**DIRECTIONS FOR THIS TASK**
Omit the pictures and output every entry below exactly as written.

== WORKING DATA

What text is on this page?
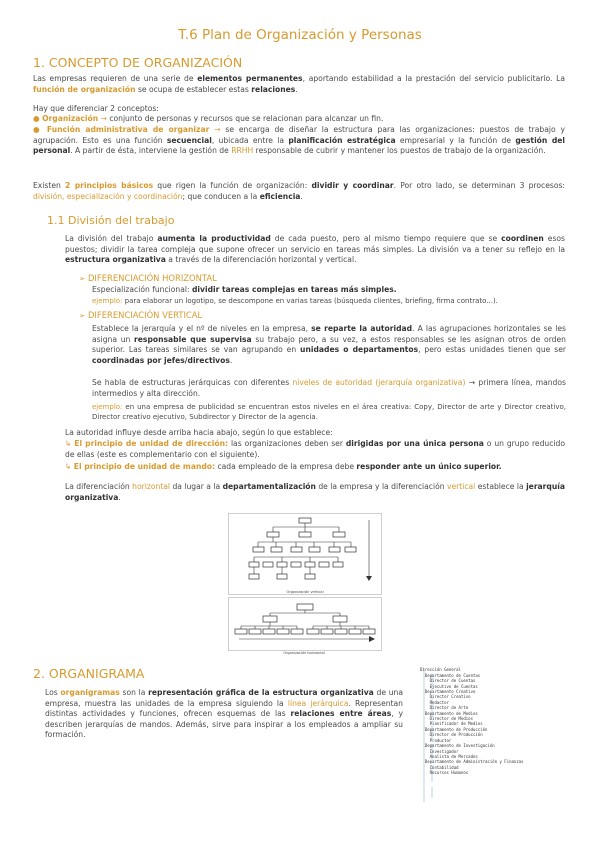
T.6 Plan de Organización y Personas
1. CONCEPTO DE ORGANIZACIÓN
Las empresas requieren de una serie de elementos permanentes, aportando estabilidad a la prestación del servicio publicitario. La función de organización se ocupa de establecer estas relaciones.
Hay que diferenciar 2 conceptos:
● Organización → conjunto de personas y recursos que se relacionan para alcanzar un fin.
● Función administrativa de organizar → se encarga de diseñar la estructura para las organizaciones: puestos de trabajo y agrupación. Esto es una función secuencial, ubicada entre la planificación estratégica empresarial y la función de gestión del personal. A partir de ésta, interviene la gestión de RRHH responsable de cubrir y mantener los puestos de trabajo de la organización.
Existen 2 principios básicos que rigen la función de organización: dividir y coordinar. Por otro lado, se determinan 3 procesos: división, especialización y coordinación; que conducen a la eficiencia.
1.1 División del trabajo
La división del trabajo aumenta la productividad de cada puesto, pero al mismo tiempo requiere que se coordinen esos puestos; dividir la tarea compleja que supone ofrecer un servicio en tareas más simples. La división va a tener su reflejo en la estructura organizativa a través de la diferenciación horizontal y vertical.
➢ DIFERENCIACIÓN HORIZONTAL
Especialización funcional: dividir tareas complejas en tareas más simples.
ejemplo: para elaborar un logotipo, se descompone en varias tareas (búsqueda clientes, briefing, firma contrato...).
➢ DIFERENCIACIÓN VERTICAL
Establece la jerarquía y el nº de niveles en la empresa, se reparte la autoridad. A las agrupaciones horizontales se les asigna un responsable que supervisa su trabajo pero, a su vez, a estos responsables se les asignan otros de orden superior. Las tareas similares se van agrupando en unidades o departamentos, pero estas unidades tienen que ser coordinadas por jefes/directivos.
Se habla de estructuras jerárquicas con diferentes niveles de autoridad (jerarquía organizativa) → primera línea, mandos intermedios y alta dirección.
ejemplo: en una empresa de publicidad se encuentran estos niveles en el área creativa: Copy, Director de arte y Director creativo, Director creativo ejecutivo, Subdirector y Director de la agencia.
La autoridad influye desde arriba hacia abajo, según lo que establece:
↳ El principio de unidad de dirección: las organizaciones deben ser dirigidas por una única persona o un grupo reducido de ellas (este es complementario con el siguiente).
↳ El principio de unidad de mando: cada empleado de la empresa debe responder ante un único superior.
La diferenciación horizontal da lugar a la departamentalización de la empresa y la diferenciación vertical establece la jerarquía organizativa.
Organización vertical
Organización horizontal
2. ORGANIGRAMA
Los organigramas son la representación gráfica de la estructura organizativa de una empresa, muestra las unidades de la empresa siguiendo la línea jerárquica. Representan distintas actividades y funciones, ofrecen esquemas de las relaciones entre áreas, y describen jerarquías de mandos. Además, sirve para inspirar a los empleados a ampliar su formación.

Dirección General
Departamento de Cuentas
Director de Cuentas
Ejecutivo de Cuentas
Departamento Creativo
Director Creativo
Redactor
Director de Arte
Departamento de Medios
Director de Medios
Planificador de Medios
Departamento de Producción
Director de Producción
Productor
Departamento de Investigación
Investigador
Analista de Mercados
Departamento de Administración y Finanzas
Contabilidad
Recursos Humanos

====

**COMPLETE OUTPUT**
What text is on this page?
T.6 Plan de Organización y Personas
1. CONCEPTO DE ORGANIZACIÓN
Las empresas requieren de una serie de elementos permanentes, aportando estabilidad a la prestación del servicio publicitario. La función de organización se ocupa de establecer estas relaciones.
Hay que diferenciar 2 conceptos:
● Organización → conjunto de personas y recursos que se relacionan para alcanzar un fin.
● Función administrativa de organizar → se encarga de diseñar la estructura para las organizaciones: puestos de trabajo y agrupación. Esto es una función secuencial, ubicada entre la planificación estratégica empresarial y la función de gestión del personal. A partir de ésta, interviene la gestión de RRHH responsable de cubrir y mantener los puestos de trabajo de la organización.
Existen 2 principios básicos que rigen la función de organización: dividir y coordinar. Por otro lado, se determinan 3 procesos: división, especialización y coordinación; que conducen a la eficiencia.
1.1 División del trabajo
La división del trabajo aumenta la productividad de cada puesto, pero al mismo tiempo requiere que se coordinen esos puestos; dividir la tarea compleja que supone ofrecer un servicio en tareas más simples. La división va a tener su reflejo en la estructura organizativa a través de la diferenciación horizontal y vertical.
➢ DIFERENCIACIÓN HORIZONTAL
Especialización funcional: dividir tareas complejas en tareas más simples.
ejemplo: para elaborar un logotipo, se descompone en varias tareas (búsqueda clientes, briefing, firma contrato...).
➢ DIFERENCIACIÓN VERTICAL
Establece la jerarquía y el nº de niveles en la empresa, se reparte la autoridad. A las agrupaciones horizontales se les asigna un responsable que supervisa su trabajo pero, a su vez, a estos responsables se les asignan otros de orden superior. Las tareas similares se van agrupando en unidades o departamentos, pero estas unidades tienen que ser coordinadas por jefes/directivos.
Se habla de estructuras jerárquicas con diferentes niveles de autoridad (jerarquía organizativa) → primera línea, mandos intermedios y alta dirección.
ejemplo: en una empresa de publicidad se encuentran estos niveles en el área creativa: Copy, Director de arte y Director creativo, Director creativo ejecutivo, Subdirector y Director de la agencia.
La autoridad influye desde arriba hacia abajo, según lo que establece:
↳ El principio de unidad de dirección: las organizaciones deben ser dirigidas por una única persona o un grupo reducido de ellas (este es complementario con el siguiente).
↳ El principio de unidad de mando: cada empleado de la empresa debe responder ante un único superior.
La diferenciación horizontal da lugar a la departamentalización de la empresa y la diferenciación vertical establece la jerarquía organizativa.
Organización vertical
Organización horizontal
2. ORGANIGRAMA
Los organigramas son la representación gráfica de la estructura organizativa de una empresa, muestra las unidades de la empresa siguiendo la línea jerárquica. Representan distintas actividades y funciones, ofrecen esquemas de las relaciones entre áreas, y describen jerarquías de mandos. Además, sirve para inspirar a los empleados a ampliar su formación.

Dirección General
Departamento de Cuentas
Director de Cuentas
Ejecutivo de Cuentas
Departamento Creativo
Director Creativo
Redactor
Director de Arte
Departamento de Medios
Director de Medios
Planificador de Medios
Departamento de Producción
Director de Producción
Productor
Departamento de Investigación
Investigador
Analista de Mercados
Departamento de Administración y Finanzas
Contabilidad
Recursos Humanos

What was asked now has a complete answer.